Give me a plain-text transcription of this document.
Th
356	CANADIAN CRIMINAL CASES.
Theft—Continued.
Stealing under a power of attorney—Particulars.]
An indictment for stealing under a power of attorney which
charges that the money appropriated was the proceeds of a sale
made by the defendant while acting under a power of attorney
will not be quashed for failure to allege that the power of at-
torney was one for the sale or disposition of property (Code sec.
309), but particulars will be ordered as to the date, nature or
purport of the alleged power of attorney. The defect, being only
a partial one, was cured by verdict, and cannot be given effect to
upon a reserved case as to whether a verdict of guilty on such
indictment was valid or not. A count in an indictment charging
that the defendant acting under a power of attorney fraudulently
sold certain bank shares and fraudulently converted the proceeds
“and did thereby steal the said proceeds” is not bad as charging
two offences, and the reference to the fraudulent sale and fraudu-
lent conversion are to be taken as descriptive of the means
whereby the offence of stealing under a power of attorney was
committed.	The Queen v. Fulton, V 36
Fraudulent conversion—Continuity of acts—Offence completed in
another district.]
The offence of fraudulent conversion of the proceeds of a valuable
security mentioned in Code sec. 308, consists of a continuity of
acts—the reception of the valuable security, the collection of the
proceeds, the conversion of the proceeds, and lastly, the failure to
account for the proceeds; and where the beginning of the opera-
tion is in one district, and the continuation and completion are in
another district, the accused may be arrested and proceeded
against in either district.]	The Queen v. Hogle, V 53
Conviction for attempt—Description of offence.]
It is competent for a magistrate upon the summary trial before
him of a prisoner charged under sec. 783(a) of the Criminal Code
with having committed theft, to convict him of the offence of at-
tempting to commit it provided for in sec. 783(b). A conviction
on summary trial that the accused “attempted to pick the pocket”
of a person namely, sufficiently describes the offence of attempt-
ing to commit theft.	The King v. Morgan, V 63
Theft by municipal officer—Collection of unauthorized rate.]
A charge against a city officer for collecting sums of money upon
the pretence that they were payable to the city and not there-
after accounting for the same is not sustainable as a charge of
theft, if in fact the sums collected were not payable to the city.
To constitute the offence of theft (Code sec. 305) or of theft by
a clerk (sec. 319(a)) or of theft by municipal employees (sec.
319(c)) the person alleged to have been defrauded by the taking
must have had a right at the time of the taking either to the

== == ==

* WHAT THIS TASK INVOLVES *
Copy every line of the listing containing the string "verdict".

* ANSWER FOR THIS EXERCISE *
a partial one, was cured by verdict, and cannot be given effect to
upon a reserved case as to whether a verdict of guilty on such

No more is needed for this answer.